◆ **Source records**
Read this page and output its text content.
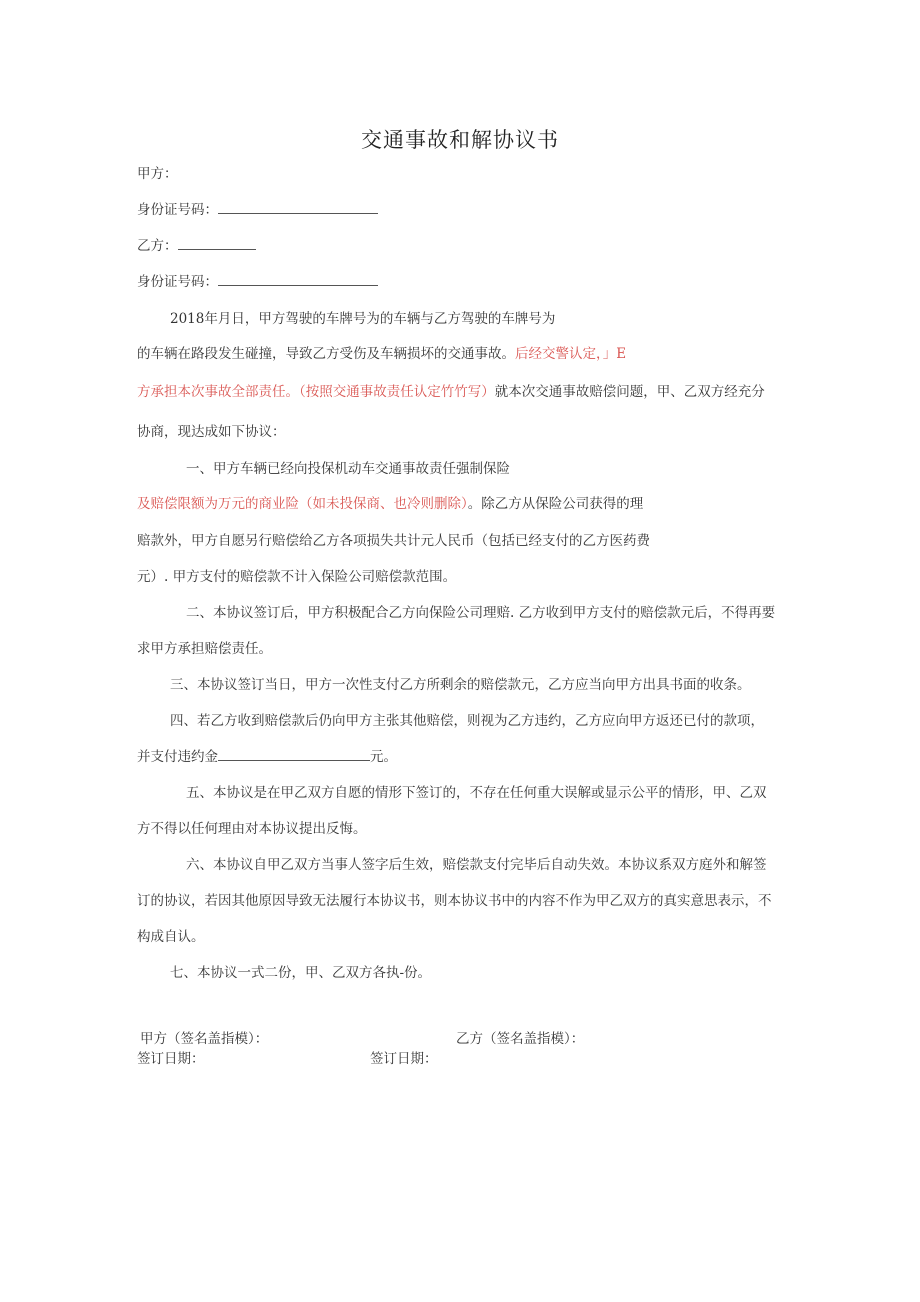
交通事故和解协议书
甲方：
身份证号码：
乙方：
身份证号码：
2018年月日，甲方驾驶的车牌号为的车辆与乙方驾驶的车牌号为
的车辆在路段发生碰撞，导致乙方受伤及车辆损坏的交通事故。后经交警认定，」E
方承担本次事故全部责任。（按照交通事故责任认定竹竹写）就本次交通事故赔偿问题，甲、乙双方经充分
协商，现达成如下协议：
一、甲方车辆已经向投保机动车交通事故责任强制保险
及赔偿限额为万元的商业险（如未投保商、也冷则删除）。除乙方从保险公司获得的理
赔款外，甲方自愿另行赔偿给乙方各项损失共计元人民币（包括已经支付的乙方医药费
元）. 甲方支付的赔偿款不计入保险公司赔偿款范围。
二、本协议签订后，甲方积极配合乙方向保险公司理赔. 乙方收到甲方支付的赔偿款元后，不得再要
求甲方承担赔偿责任。
三、本协议签订当日，甲方一次性支付乙方所剩余的赔偿款元，乙方应当向甲方出具书面的收条。
四、若乙方收到赔偿款后仍向甲方主张其他赔偿，则视为乙方违约，乙方应向甲方返还已付的款项，
并支付违约金	元。
五、本协议是在甲乙双方自愿的情形下签订的，不存在任何重大误解或显示公平的情形，甲、乙双
方不得以任何理由对本协议提出反悔。
六、本协议自甲乙双方当事人签字后生效，赔偿款支付完毕后自动失效。本协议系双方庭外和解签
订的协议，若因其他原因导致无法履行本协议书，则本协议书中的内容不作为甲乙双方的真实意思表示，不
构成自认。
七、本协议一式二份，甲、乙双方各执-份。
甲方（签名盖指模）：	乙方（签名盖指模）：
签订日期：	签订日期：
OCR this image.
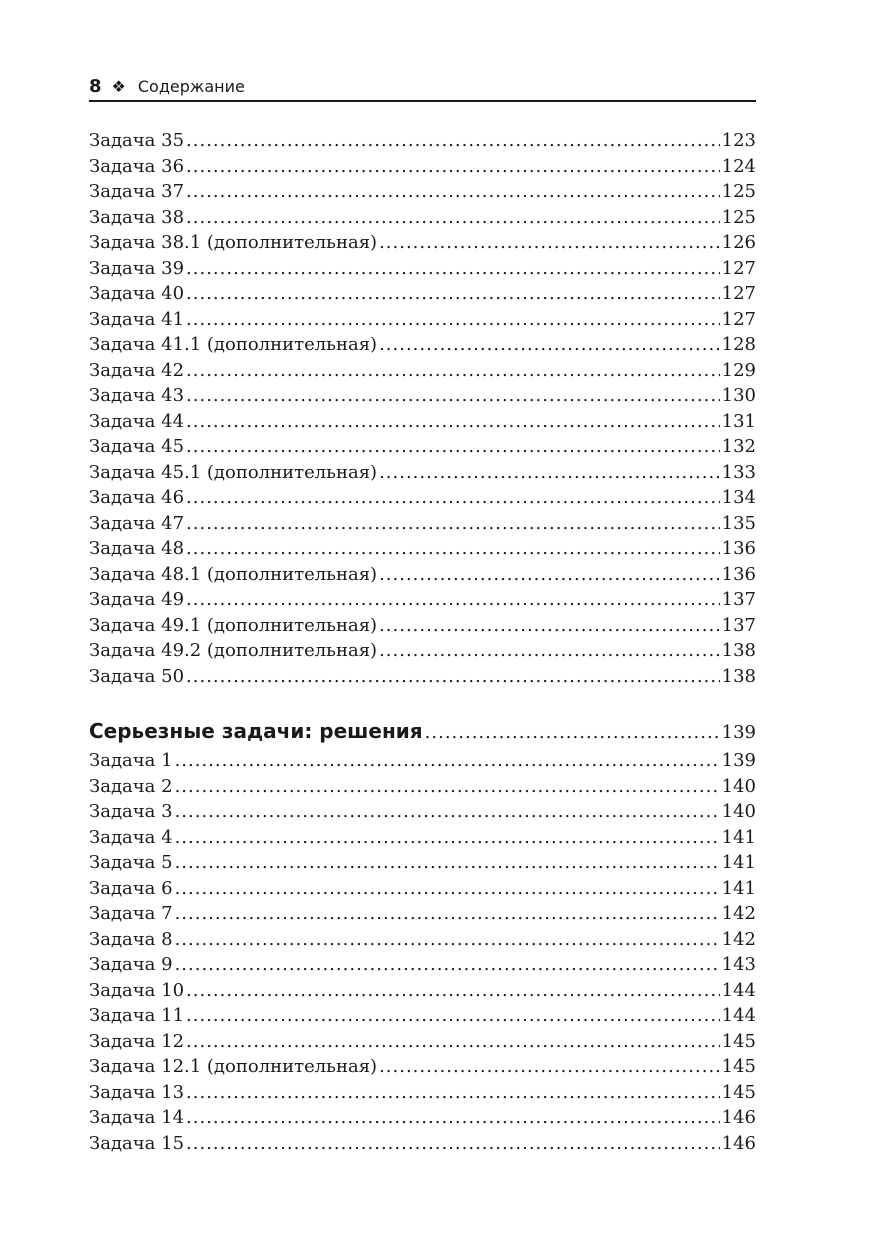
8 ❖ Содержание
Задача 35 .....	123
Задача 36 .....	124
Задача 37 .....	125
Задача 38 .....	125
Задача 38.1 (дополнительная) .....	126
Задача 39 .....	127
Задача 40 .....	127
Задача 41 .....	127
Задача 41.1 (дополнительная) .....	128
Задача 42 .....	129
Задача 43 .....	130
Задача 44 .....	131
Задача 45 .....	132
Задача 45.1 (дополнительная) .....	133
Задача 46 .....	134
Задача 47 .....	135
Задача 48 .....	136
Задача 48.1 (дополнительная) .....	136
Задача 49 .....	137
Задача 49.1 (дополнительная) .....	137
Задача 49.2 (дополнительная) .....	138
Задача 50 .....	138
Серьезные задачи: решения .....	139
Задача 1 .....	139
Задача 2 .....	140
Задача 3 .....	140
Задача 4 .....	141
Задача 5 .....	141
Задача 6 .....	141
Задача 7 .....	142
Задача 8 .....	142
Задача 9 .....	143
Задача 10 .....	144
Задача 11 .....	144
Задача 12 .....	145
Задача 12.1 (дополнительная) .....	145
Задача 13 .....	145
Задача 14 .....	146
Задача 15 .....	146
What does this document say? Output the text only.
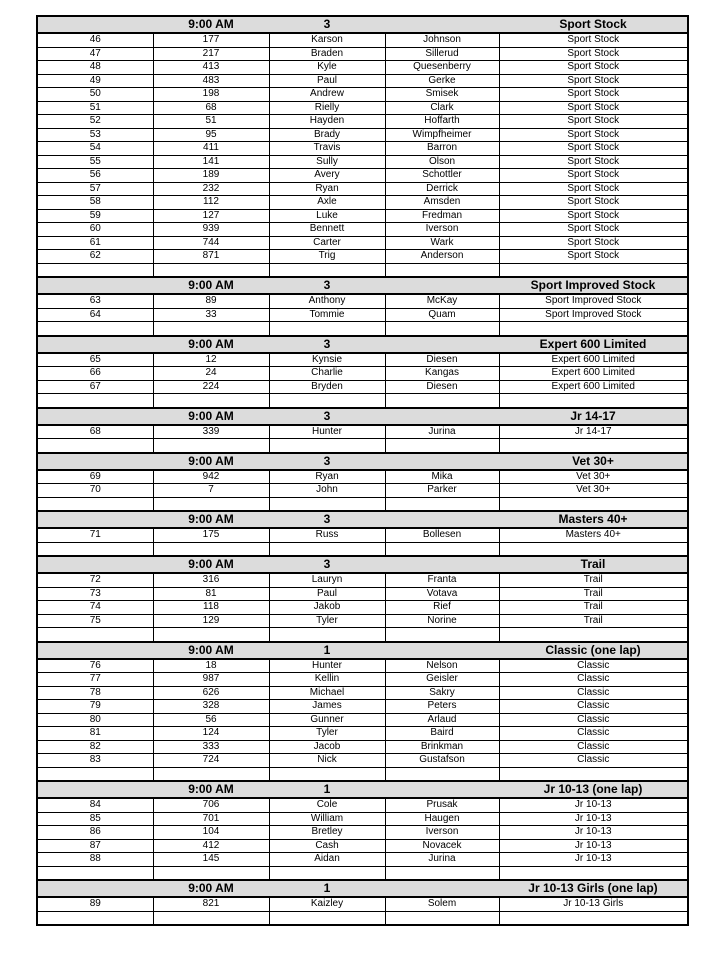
	9:00 AM	3		Sport Stock
46	177	Karson	Johnson	Sport Stock
47	217	Braden	Sillerud	Sport Stock
48	413	Kyle	Quesenberry	Sport Stock
49	483	Paul	Gerke	Sport Stock
50	198	Andrew	Smisek	Sport Stock
51	68	Rielly	Clark	Sport Stock
52	51	Hayden	Hoffarth	Sport Stock
53	95	Brady	Wimpfheimer	Sport Stock
54	411	Travis	Barron	Sport Stock
55	141	Sully	Olson	Sport Stock
56	189	Avery	Schottler	Sport Stock
57	232	Ryan	Derrick	Sport Stock
58	112	Axle	Amsden	Sport Stock
59	127	Luke	Fredman	Sport Stock
60	939	Bennett	Iverson	Sport Stock
61	744	Carter	Wark	Sport Stock
62	871	Trig	Anderson	Sport Stock

	9:00 AM	3		Sport Improved Stock
63	89	Anthony	McKay	Sport Improved Stock
64	33	Tommie	Quam	Sport Improved Stock

	9:00 AM	3		Expert 600 Limited
65	12	Kynsie	Diesen	Expert 600 Limited
66	24	Charlie	Kangas	Expert 600 Limited
67	224	Bryden	Diesen	Expert 600 Limited

	9:00 AM	3		Jr 14-17
68	339	Hunter	Jurina	Jr 14-17

	9:00 AM	3		Vet 30+
69	942	Ryan	Mika	Vet 30+
70	7	John	Parker	Vet 30+

	9:00 AM	3		Masters 40+
71	175	Russ	Bollesen	Masters 40+

	9:00 AM	3		Trail
72	316	Lauryn	Franta	Trail
73	81	Paul	Votava	Trail
74	118	Jakob	Rief	Trail
75	129	Tyler	Norine	Trail

	9:00 AM	1		Classic (one lap)
76	18	Hunter	Nelson	Classic
77	987	Kellin	Geisler	Classic
78	626	Michael	Sakry	Classic
79	328	James	Peters	Classic
80	56	Gunner	Arlaud	Classic
81	124	Tyler	Baird	Classic
82	333	Jacob	Brinkman	Classic
83	724	Nick	Gustafson	Classic

	9:00 AM	1		Jr 10-13 (one lap)
84	706	Cole	Prusak	Jr 10-13
85	701	William	Haugen	Jr 10-13
86	104	Bretley	Iverson	Jr 10-13
87	412	Cash	Novacek	Jr 10-13
88	145	Aidan	Jurina	Jr 10-13

	9:00 AM	1		Jr 10-13 Girls (one lap)
89	821	Kaizley	Solem	Jr 10-13 Girls
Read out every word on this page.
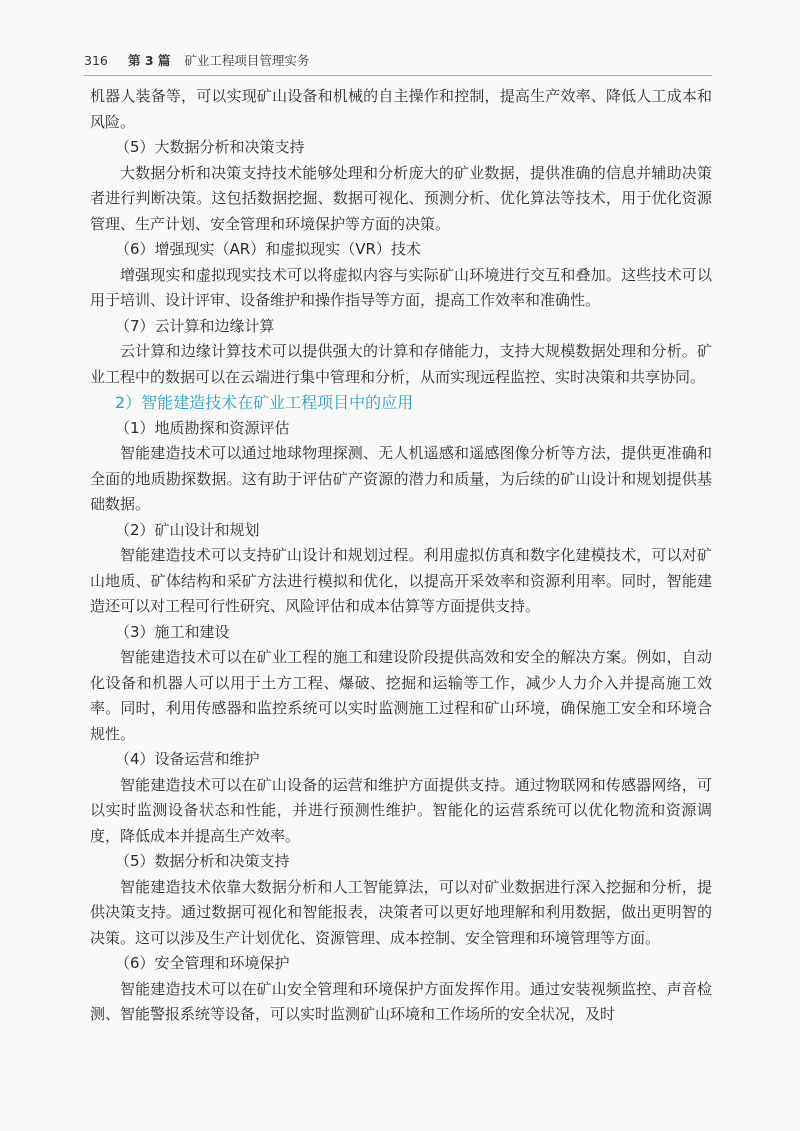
316	第 3 篇 矿业工程项目管理实务

机器人装备等，可以实现矿山设备和机械的自主操作和控制，提高生产效率、降低人工成本和风险。

（5）大数据分析和决策支持

大数据分析和决策支持技术能够处理和分析庞大的矿业数据，提供准确的信息并辅助决策者进行判断决策。这包括数据挖掘、数据可视化、预测分析、优化算法等技术，用于优化资源管理、生产计划、安全管理和环境保护等方面的决策。

（6）增强现实（AR）和虚拟现实（VR）技术

增强现实和虚拟现实技术可以将虚拟内容与实际矿山环境进行交互和叠加。这些技术可以用于培训、设计评审、设备维护和操作指导等方面，提高工作效率和准确性。

（7）云计算和边缘计算

云计算和边缘计算技术可以提供强大的计算和存储能力，支持大规模数据处理和分析。矿业工程中的数据可以在云端进行集中管理和分析，从而实现远程监控、实时决策和共享协同。

2）智能建造技术在矿业工程项目中的应用

（1）地质勘探和资源评估

智能建造技术可以通过地球物理探测、无人机遥感和遥感图像分析等方法，提供更准确和全面的地质勘探数据。这有助于评估矿产资源的潜力和质量，为后续的矿山设计和规划提供基础数据。

（2）矿山设计和规划

智能建造技术可以支持矿山设计和规划过程。利用虚拟仿真和数字化建模技术，可以对矿山地质、矿体结构和采矿方法进行模拟和优化，以提高开采效率和资源利用率。同时，智能建造还可以对工程可行性研究、风险评估和成本估算等方面提供支持。

（3）施工和建设

智能建造技术可以在矿业工程的施工和建设阶段提供高效和安全的解决方案。例如，自动化设备和机器人可以用于土方工程、爆破、挖掘和运输等工作，减少人力介入并提高施工效率。同时，利用传感器和监控系统可以实时监测施工过程和矿山环境，确保施工安全和环境合规性。

（4）设备运营和维护

智能建造技术可以在矿山设备的运营和维护方面提供支持。通过物联网和传感器网络，可以实时监测设备状态和性能，并进行预测性维护。智能化的运营系统可以优化物流和资源调度，降低成本并提高生产效率。

（5）数据分析和决策支持

智能建造技术依靠大数据分析和人工智能算法，可以对矿业数据进行深入挖掘和分析，提供决策支持。通过数据可视化和智能报表，决策者可以更好地理解和利用数据，做出更明智的决策。这可以涉及生产计划优化、资源管理、成本控制、安全管理和环境管理等方面。

（6）安全管理和环境保护

智能建造技术可以在矿山安全管理和环境保护方面发挥作用。通过安装视频监控、声音检测、智能警报系统等设备，可以实时监测矿山环境和工作场所的安全状况，及时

◆ **Written exercise**
Give the number of lines in the records that contain the string "Paul", with no other output.

◆ **Result of this task**
2